— start Data supplied —

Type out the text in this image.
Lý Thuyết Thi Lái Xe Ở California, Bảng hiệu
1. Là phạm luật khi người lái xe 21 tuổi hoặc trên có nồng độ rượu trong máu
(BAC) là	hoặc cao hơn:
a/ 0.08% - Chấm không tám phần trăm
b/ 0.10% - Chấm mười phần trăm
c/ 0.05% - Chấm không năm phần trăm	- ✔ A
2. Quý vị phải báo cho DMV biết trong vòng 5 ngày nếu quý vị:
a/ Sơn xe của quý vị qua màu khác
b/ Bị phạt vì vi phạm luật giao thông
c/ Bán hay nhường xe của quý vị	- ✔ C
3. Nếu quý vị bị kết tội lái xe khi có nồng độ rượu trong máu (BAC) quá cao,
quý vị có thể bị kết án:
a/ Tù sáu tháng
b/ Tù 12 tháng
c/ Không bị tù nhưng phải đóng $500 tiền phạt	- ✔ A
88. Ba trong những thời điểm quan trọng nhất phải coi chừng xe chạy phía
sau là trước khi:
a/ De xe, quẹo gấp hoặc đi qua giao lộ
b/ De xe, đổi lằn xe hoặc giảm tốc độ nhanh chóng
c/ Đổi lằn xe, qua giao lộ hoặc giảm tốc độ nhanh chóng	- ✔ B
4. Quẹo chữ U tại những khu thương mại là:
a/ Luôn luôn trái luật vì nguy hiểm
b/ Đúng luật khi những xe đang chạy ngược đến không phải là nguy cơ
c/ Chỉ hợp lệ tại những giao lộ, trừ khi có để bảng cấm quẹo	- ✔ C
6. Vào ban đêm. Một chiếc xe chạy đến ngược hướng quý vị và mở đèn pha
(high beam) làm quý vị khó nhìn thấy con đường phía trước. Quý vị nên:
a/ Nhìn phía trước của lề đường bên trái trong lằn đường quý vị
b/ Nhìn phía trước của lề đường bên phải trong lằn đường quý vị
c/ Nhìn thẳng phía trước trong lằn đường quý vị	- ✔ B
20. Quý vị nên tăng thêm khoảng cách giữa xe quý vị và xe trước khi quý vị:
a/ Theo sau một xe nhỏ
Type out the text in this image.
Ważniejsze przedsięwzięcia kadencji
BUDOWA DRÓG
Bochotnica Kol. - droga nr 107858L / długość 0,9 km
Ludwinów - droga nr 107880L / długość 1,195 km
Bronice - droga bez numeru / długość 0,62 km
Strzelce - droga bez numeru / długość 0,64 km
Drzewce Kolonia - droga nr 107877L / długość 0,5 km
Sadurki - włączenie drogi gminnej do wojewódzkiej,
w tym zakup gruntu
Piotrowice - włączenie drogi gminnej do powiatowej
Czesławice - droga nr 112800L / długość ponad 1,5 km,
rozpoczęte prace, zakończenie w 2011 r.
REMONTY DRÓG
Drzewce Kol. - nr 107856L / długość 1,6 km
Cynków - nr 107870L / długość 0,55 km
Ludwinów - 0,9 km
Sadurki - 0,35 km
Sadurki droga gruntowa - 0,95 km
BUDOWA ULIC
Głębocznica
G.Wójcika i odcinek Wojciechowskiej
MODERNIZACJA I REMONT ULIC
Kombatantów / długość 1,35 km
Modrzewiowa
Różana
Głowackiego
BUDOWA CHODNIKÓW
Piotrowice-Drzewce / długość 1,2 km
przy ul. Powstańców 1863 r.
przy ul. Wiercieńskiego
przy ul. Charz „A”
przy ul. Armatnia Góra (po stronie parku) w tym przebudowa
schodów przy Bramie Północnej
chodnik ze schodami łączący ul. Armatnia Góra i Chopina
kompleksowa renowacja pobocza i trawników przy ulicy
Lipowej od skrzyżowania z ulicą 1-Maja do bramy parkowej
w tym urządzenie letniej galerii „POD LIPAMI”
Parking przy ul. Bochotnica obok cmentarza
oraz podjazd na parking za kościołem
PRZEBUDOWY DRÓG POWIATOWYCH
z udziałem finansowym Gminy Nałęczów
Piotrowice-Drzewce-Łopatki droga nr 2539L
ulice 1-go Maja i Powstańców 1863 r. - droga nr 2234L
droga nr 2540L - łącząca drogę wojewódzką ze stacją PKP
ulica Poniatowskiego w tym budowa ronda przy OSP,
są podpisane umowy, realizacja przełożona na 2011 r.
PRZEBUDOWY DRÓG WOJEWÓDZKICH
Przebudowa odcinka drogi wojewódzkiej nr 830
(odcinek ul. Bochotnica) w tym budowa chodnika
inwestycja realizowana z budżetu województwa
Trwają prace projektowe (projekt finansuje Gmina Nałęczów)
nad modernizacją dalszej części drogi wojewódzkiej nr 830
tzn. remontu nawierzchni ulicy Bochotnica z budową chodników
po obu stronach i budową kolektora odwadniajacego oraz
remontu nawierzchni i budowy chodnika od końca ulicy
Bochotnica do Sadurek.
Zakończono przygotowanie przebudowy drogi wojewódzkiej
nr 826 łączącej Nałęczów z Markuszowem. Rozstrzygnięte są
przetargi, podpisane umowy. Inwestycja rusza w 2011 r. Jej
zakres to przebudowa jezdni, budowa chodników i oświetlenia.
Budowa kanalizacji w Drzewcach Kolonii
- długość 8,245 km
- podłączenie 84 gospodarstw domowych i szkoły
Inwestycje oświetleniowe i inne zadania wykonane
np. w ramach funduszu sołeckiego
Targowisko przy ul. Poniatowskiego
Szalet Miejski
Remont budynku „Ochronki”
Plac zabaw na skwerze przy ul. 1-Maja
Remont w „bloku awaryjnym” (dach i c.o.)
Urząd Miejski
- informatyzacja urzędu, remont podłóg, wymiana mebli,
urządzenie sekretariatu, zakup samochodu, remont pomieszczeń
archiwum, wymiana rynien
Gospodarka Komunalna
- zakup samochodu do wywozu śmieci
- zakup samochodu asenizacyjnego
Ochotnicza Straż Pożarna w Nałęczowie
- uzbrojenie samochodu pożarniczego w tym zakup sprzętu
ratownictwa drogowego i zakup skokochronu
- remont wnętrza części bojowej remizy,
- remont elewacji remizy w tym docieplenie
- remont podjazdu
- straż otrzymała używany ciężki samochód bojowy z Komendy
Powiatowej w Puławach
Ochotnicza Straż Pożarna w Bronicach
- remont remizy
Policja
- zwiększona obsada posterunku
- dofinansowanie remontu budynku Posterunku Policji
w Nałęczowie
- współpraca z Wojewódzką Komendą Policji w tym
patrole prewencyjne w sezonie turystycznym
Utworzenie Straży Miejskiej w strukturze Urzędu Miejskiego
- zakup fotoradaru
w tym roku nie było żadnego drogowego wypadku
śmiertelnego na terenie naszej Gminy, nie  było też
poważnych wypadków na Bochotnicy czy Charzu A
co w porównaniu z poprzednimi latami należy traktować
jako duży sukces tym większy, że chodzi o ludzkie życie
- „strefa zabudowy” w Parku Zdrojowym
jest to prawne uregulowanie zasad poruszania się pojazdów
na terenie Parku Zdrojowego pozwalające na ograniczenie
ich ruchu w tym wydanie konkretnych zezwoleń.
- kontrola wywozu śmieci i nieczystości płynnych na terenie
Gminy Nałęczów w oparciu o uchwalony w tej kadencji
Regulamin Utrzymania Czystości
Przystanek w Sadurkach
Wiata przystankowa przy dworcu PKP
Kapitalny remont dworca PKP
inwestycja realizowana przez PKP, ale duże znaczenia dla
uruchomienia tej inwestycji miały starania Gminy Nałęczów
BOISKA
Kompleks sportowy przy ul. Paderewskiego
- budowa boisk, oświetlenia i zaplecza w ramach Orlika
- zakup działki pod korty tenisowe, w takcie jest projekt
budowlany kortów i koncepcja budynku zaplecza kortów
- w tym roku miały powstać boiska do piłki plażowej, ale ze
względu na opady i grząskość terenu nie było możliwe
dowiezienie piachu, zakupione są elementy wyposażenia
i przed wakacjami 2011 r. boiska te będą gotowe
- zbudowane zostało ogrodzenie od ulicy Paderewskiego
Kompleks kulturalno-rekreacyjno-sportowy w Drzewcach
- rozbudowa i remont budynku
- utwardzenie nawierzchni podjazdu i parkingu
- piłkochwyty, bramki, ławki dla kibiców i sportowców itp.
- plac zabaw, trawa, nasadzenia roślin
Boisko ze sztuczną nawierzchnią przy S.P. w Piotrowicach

— end Data supplied —

● Task prompt
From the data above, work out how many lines hold "podjazdu". Answer with the number alone.

● Result for this exercise
2